===== Entries shown
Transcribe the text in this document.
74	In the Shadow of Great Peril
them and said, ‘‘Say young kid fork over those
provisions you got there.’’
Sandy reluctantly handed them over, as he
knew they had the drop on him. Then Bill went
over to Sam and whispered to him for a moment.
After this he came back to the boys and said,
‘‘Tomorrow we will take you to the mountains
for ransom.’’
==========
===== Entries shown
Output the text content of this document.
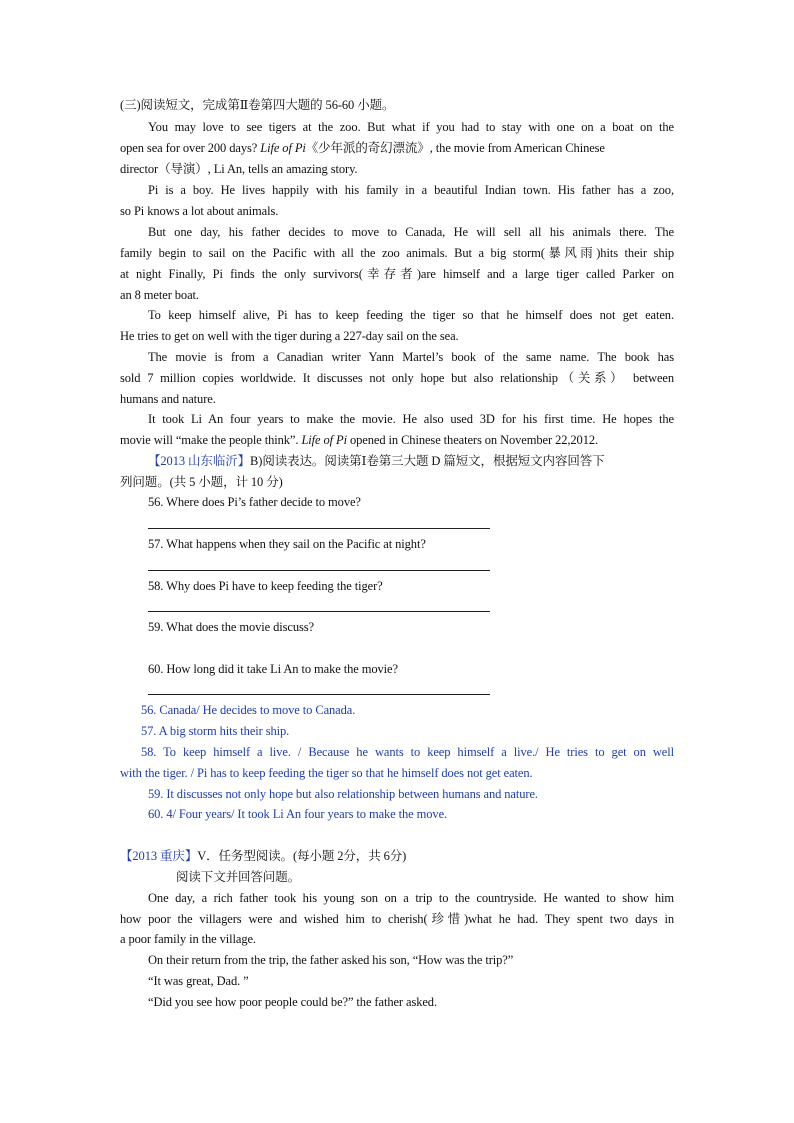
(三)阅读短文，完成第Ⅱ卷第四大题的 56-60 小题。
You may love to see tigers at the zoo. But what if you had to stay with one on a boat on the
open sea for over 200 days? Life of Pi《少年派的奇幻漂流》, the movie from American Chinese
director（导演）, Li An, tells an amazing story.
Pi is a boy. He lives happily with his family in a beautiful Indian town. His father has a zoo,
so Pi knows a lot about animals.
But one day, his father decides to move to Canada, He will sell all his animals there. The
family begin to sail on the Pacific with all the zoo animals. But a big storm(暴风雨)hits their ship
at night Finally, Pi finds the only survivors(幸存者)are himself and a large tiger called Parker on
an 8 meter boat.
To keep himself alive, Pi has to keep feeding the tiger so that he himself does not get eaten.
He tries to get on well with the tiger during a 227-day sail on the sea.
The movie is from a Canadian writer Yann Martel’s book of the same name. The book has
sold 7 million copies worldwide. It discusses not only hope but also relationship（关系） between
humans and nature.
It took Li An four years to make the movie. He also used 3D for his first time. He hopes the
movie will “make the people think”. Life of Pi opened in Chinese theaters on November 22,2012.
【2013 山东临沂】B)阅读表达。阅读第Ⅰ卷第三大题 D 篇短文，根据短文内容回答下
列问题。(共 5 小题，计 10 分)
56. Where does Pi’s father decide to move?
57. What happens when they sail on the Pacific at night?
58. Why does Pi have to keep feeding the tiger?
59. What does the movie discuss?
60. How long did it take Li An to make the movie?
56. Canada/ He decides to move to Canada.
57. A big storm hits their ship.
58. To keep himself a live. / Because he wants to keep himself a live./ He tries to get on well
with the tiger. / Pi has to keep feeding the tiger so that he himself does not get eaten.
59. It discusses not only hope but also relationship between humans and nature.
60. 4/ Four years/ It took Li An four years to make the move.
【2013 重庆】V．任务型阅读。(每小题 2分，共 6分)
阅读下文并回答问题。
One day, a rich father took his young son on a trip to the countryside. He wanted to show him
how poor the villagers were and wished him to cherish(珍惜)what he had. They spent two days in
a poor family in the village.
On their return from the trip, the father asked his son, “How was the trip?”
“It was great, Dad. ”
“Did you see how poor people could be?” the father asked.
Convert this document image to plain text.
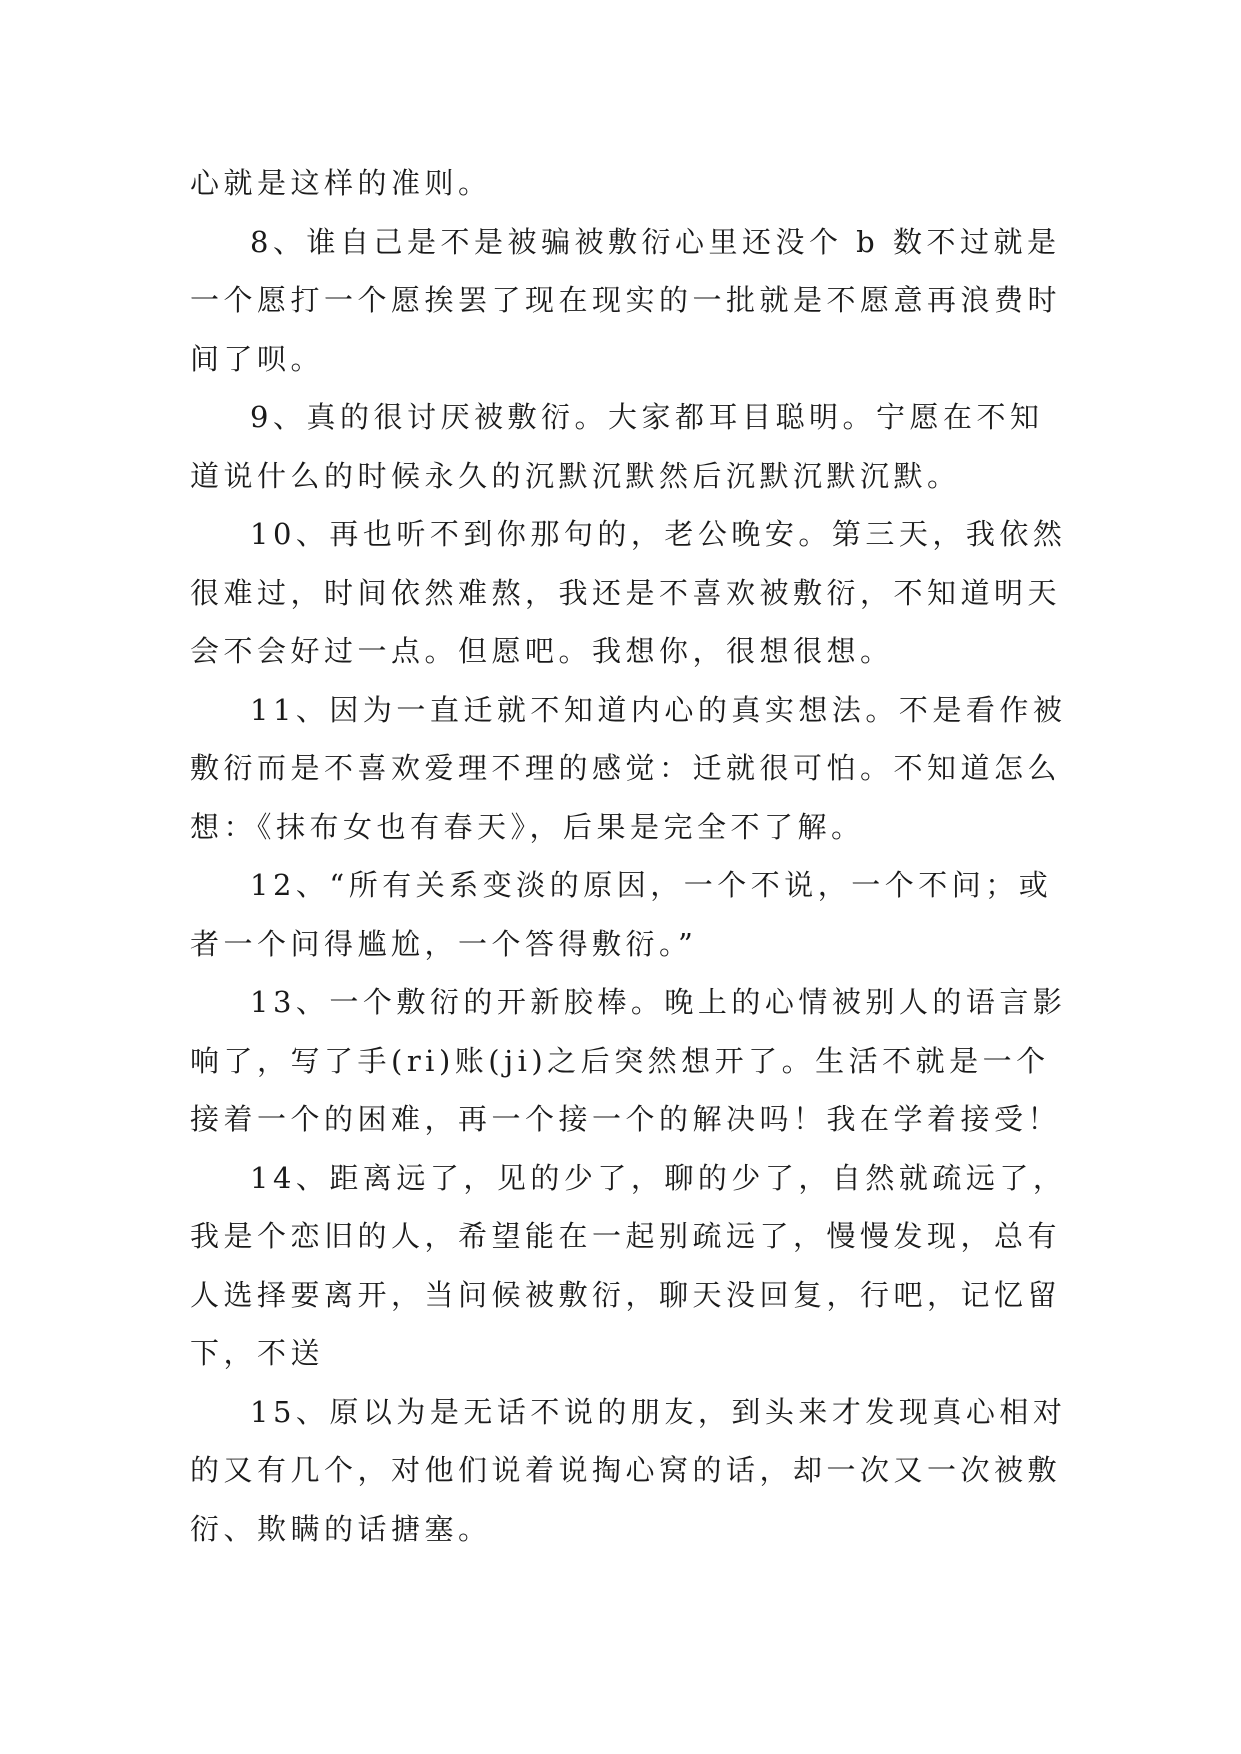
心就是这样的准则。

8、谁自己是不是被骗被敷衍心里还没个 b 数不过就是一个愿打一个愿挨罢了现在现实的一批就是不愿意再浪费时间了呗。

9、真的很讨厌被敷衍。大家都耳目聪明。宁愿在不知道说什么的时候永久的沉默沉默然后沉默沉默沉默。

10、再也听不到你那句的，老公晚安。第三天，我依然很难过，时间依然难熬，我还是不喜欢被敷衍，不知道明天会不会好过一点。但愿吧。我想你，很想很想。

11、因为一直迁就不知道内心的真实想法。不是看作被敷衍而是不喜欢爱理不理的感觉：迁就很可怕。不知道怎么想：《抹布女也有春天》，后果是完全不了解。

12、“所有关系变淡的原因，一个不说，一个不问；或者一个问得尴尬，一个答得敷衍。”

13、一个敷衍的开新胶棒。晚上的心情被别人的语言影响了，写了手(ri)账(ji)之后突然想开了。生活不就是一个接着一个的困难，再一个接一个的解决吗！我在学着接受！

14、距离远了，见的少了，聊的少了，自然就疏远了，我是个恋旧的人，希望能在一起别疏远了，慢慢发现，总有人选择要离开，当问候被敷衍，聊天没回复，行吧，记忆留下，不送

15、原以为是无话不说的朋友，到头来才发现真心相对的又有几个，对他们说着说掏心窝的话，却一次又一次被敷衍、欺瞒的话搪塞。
==========
===== Entries shown
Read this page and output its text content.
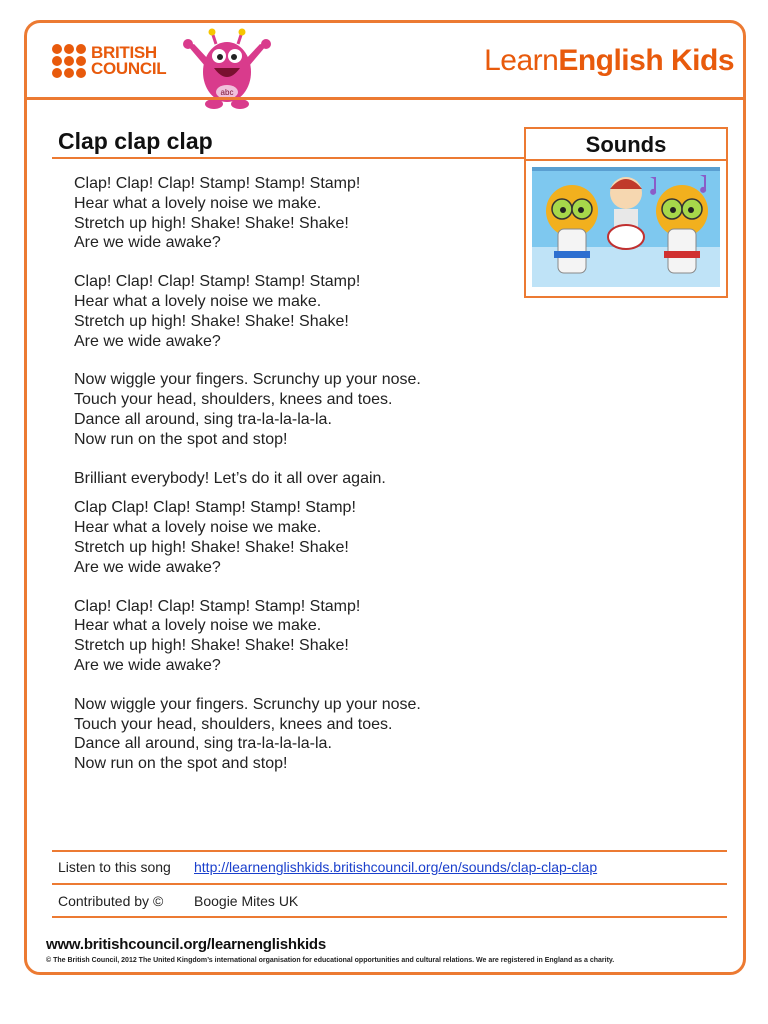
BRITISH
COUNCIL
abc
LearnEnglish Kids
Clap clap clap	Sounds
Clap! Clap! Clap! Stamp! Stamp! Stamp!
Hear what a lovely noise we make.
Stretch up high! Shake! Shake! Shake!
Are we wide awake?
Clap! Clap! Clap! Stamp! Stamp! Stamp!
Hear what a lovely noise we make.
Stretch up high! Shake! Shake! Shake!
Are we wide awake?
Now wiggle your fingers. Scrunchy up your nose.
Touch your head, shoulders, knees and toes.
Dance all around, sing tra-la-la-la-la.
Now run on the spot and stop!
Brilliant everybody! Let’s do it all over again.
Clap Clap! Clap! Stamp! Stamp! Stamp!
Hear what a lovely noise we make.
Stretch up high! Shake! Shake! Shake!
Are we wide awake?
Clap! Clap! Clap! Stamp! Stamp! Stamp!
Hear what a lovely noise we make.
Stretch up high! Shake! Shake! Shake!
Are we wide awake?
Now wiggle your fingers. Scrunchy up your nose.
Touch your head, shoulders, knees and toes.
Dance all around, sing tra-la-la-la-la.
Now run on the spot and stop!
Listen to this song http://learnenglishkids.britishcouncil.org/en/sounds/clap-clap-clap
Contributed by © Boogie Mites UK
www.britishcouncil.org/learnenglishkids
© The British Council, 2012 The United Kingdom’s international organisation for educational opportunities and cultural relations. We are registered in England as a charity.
==========
== What the exercise asks ==
Copy out every line from the material above in which the word "over" appears.

== Task result ==
them and said, ‘‘Say young kid fork over those
Sandy reluctantly handed them over, as he
over to Sam and whispered to him for a moment.
open sea for over 200 days? Life of Pi《少年派的奇幻漂流》, the movie from American Chinese
Brilliant everybody! Let’s do it all over again.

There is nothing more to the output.